#### Records shown ####

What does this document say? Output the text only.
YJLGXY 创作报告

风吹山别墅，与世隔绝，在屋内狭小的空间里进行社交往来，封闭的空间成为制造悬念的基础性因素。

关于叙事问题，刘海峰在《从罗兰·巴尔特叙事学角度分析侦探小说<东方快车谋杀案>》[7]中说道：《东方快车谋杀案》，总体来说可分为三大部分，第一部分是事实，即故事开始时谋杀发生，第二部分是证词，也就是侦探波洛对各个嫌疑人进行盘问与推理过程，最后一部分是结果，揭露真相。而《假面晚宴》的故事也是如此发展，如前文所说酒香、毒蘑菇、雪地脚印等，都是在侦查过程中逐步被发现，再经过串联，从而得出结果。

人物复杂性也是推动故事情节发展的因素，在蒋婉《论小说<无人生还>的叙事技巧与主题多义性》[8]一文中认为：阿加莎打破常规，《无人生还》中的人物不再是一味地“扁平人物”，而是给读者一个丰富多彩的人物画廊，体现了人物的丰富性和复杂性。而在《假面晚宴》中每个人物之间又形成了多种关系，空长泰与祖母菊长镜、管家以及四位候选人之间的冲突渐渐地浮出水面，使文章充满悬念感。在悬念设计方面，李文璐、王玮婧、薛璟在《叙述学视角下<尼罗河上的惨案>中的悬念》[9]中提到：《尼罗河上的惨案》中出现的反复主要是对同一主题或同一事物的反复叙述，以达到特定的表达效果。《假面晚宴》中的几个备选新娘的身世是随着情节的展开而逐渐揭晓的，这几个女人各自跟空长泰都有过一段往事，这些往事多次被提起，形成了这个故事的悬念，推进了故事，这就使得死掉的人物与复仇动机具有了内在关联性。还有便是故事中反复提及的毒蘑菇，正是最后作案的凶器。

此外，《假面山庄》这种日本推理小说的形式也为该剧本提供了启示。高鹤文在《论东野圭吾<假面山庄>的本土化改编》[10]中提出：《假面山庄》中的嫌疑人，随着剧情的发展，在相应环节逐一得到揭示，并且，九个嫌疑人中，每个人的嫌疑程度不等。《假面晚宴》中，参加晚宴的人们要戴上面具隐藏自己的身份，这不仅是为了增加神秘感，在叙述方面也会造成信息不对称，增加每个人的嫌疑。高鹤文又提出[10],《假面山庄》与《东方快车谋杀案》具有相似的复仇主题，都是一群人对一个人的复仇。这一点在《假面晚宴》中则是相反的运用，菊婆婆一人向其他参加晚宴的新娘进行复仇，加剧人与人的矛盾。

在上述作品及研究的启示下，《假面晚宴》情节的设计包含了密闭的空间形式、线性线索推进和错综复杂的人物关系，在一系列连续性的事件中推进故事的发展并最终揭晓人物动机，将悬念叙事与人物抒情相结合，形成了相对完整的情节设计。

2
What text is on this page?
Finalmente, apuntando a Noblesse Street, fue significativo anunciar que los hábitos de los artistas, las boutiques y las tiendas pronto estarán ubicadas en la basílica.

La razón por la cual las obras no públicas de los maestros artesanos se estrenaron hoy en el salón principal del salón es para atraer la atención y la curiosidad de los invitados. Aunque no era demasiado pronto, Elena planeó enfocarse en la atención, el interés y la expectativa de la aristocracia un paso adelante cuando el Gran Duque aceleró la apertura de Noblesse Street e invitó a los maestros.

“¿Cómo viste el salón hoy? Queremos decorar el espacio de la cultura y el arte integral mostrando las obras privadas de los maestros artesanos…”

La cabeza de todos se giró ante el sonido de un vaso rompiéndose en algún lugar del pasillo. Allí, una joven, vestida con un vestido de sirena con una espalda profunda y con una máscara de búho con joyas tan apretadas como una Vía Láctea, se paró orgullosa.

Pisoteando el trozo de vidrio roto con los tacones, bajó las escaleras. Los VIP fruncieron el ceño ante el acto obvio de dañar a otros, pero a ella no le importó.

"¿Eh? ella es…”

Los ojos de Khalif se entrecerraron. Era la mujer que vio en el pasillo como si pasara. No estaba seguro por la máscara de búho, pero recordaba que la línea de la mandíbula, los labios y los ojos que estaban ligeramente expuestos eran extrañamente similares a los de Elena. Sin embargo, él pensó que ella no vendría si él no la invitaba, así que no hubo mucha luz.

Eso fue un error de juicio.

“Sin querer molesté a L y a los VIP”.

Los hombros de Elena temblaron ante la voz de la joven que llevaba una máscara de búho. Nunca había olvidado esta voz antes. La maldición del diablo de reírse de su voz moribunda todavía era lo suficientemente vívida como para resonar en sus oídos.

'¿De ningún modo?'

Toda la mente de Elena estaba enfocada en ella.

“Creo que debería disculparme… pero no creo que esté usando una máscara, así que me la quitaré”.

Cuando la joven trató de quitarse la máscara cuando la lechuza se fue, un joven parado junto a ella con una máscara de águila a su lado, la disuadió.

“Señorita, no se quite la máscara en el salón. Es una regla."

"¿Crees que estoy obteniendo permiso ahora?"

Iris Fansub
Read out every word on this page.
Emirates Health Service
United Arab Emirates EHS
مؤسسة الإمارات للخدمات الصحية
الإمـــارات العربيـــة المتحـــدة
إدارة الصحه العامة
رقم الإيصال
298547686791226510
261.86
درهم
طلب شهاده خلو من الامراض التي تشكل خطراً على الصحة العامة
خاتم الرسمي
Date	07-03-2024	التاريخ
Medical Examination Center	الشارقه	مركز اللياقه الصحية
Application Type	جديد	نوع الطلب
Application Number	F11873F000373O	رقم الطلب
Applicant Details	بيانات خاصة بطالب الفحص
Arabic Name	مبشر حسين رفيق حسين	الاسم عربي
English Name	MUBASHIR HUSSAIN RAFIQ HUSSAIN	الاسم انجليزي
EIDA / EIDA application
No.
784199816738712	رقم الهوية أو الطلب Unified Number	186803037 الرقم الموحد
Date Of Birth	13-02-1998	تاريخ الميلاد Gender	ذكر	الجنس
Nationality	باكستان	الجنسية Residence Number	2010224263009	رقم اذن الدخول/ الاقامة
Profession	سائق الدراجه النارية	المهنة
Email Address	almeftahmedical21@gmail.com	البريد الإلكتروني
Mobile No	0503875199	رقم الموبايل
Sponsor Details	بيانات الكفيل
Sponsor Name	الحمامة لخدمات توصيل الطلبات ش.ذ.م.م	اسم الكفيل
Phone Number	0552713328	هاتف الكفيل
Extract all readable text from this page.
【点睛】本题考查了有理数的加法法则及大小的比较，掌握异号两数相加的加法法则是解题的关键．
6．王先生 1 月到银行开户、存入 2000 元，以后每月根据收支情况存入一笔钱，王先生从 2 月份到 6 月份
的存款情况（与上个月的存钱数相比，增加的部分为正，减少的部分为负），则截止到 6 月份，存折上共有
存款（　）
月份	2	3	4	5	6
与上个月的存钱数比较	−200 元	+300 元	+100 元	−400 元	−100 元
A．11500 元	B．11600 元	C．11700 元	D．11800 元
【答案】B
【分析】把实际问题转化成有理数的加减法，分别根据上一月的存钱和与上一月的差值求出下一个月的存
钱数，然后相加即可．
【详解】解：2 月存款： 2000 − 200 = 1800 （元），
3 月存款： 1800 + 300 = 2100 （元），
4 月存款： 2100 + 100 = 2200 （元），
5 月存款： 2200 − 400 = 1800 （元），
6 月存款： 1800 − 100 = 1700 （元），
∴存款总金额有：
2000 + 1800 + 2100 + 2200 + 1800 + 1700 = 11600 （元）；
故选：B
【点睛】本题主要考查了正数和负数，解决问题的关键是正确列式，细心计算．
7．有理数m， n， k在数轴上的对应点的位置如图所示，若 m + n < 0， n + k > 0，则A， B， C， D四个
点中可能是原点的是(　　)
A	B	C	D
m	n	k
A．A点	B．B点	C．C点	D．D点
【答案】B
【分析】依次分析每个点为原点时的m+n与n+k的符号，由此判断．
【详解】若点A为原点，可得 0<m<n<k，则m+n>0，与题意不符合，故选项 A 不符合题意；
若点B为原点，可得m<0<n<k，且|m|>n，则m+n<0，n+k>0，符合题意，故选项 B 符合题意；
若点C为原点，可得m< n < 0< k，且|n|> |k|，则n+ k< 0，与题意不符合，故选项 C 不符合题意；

####

◆ Request: Extract, exactly as they appear, the lines from the one containing "Extract all readable text from this page." through the final line.

◆ Task response:
Extract all readable text from this page.
【点睛】本题考查了有理数的加法法则及大小的比较，掌握异号两数相加的加法法则是解题的关键．
6．王先生 1 月到银行开户、存入 2000 元，以后每月根据收支情况存入一笔钱，王先生从 2 月份到 6 月份
的存款情况（与上个月的存钱数相比，增加的部分为正，减少的部分为负），则截止到 6 月份，存折上共有
存款（　）
月份	2	3	4	5	6
与上个月的存钱数比较	−200 元	+300 元	+100 元	−400 元	−100 元
A．11500 元	B．11600 元	C．11700 元	D．11800 元
【答案】B
【分析】把实际问题转化成有理数的加减法，分别根据上一月的存钱和与上一月的差值求出下一个月的存
钱数，然后相加即可．
【详解】解：2 月存款： 2000 − 200 = 1800 （元），
3 月存款： 1800 + 300 = 2100 （元），
4 月存款： 2100 + 100 = 2200 （元），
5 月存款： 2200 − 400 = 1800 （元），
6 月存款： 1800 − 100 = 1700 （元），
∴存款总金额有：
2000 + 1800 + 2100 + 2200 + 1800 + 1700 = 11600 （元）；
故选：B
【点睛】本题主要考查了正数和负数，解决问题的关键是正确列式，细心计算．
7．有理数m， n， k在数轴上的对应点的位置如图所示，若 m + n < 0， n + k > 0，则A， B， C， D四个
点中可能是原点的是(　　)
A	B	C	D
m	n	k
A．A点	B．B点	C．C点	D．D点
【答案】B
【分析】依次分析每个点为原点时的m+n与n+k的符号，由此判断．
【详解】若点A为原点，可得 0<m<n<k，则m+n>0，与题意不符合，故选项 A 不符合题意；
若点B为原点，可得m<0<n<k，且|m|>n，则m+n<0，n+k>0，符合题意，故选项 B 符合题意；
若点C为原点，可得m< n < 0< k，且|n|> |k|，则n+ k< 0，与题意不符合，故选项 C 不符合题意；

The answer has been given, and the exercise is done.